▸ **To be done**: Reproduce all the entries exactly and keep the pictures out.

▸ **Information supplied**:
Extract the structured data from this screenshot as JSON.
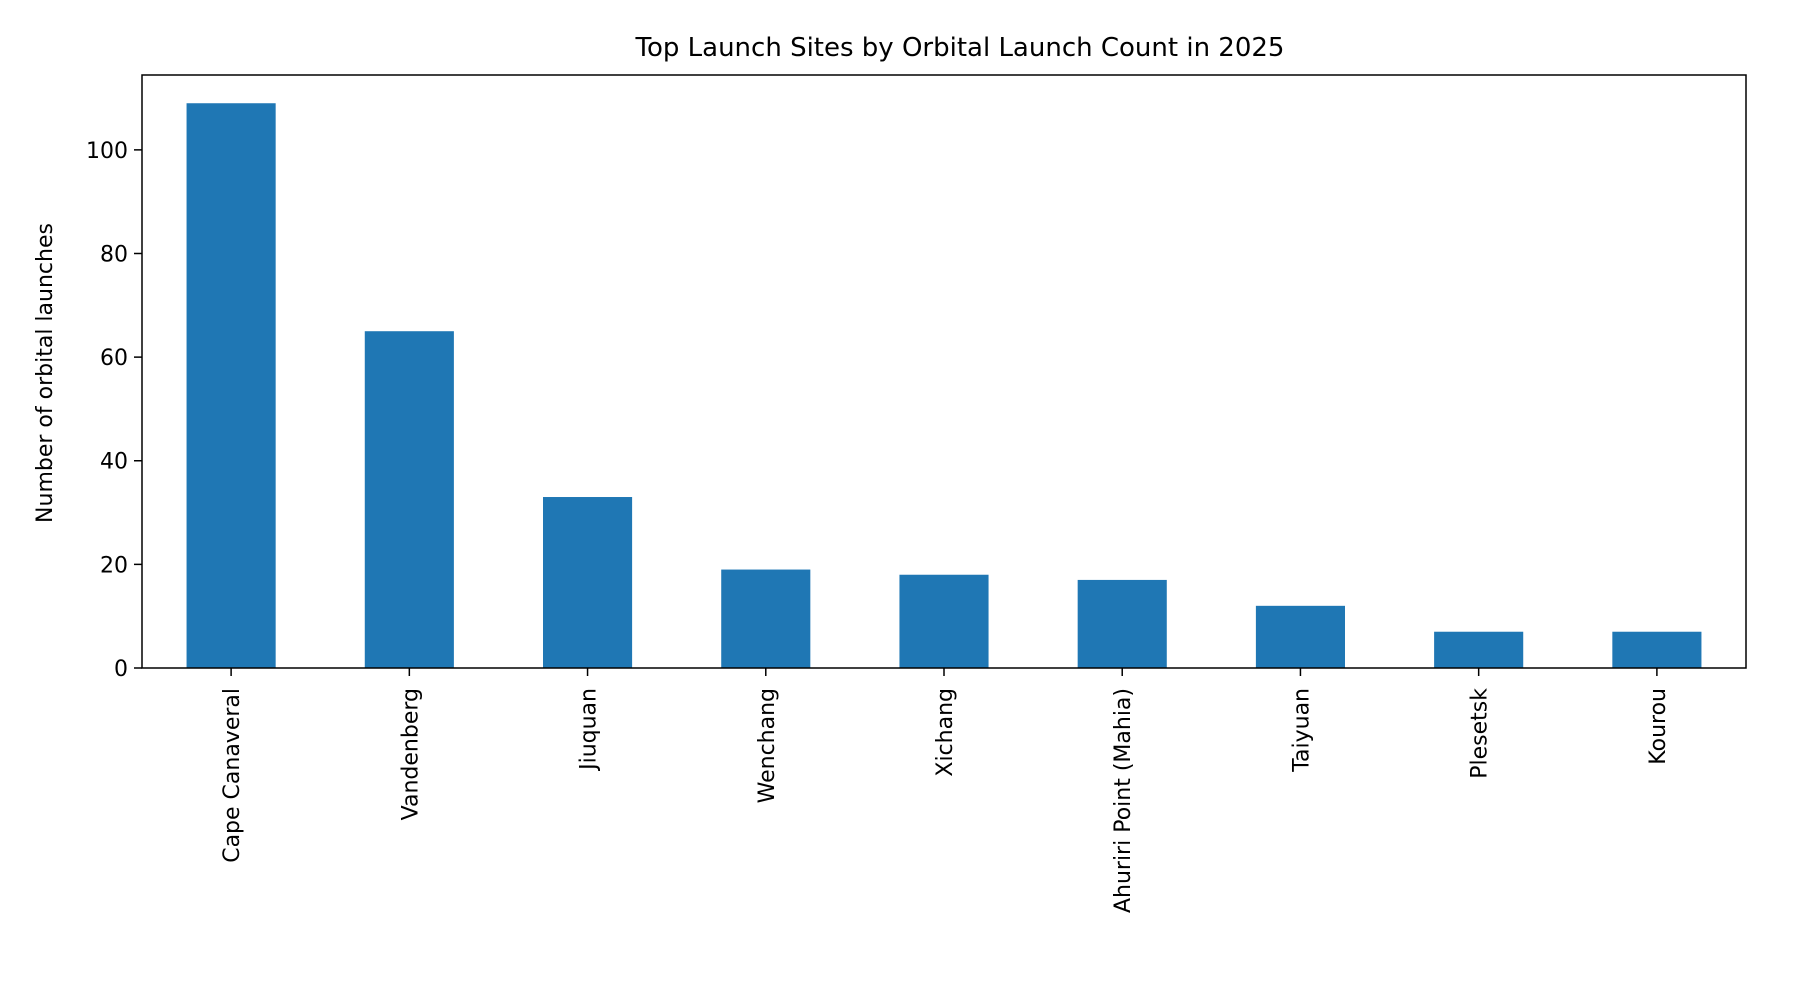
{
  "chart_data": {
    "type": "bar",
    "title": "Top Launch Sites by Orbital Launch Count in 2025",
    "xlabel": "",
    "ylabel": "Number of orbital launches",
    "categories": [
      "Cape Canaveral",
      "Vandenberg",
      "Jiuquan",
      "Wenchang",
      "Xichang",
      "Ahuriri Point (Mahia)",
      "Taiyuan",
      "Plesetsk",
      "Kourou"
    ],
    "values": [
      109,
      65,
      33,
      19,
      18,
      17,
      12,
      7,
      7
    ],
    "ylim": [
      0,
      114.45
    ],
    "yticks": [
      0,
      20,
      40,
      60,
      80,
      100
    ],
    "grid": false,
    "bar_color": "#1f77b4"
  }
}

▸ **Output**:
Extract the structured data from this screenshot as JSON.
{
  "chart_data": {
    "type": "bar",
    "title": "Top Launch Sites by Orbital Launch Count in 2025",
    "xlabel": "",
    "ylabel": "Number of orbital launches",
    "categories": [
      "Cape Canaveral",
      "Vandenberg",
      "Jiuquan",
      "Wenchang",
      "Xichang",
      "Ahuriri Point (Mahia)",
      "Taiyuan",
      "Plesetsk",
      "Kourou"
    ],
    "values": [
      109,
      65,
      33,
      19,
      18,
      17,
      12,
      7,
      7
    ],
    "ylim": [
      0,
      114.45
    ],
    "yticks": [
      0,
      20,
      40,
      60,
      80,
      100
    ],
    "grid": false,
    "bar_color": "#1f77b4"
  }
}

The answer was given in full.